State how many lines contain "shown", and write nothing except that count.

[Dataset items]
## BEGIN

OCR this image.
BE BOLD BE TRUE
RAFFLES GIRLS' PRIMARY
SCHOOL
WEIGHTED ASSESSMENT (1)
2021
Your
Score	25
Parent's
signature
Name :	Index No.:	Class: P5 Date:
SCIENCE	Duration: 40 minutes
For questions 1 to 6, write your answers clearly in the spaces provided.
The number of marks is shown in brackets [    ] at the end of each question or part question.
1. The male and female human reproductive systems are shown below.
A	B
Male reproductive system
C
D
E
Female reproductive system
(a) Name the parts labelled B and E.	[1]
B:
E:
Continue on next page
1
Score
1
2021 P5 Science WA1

## END

*ANSWER TO THIS EXERCISE:* 2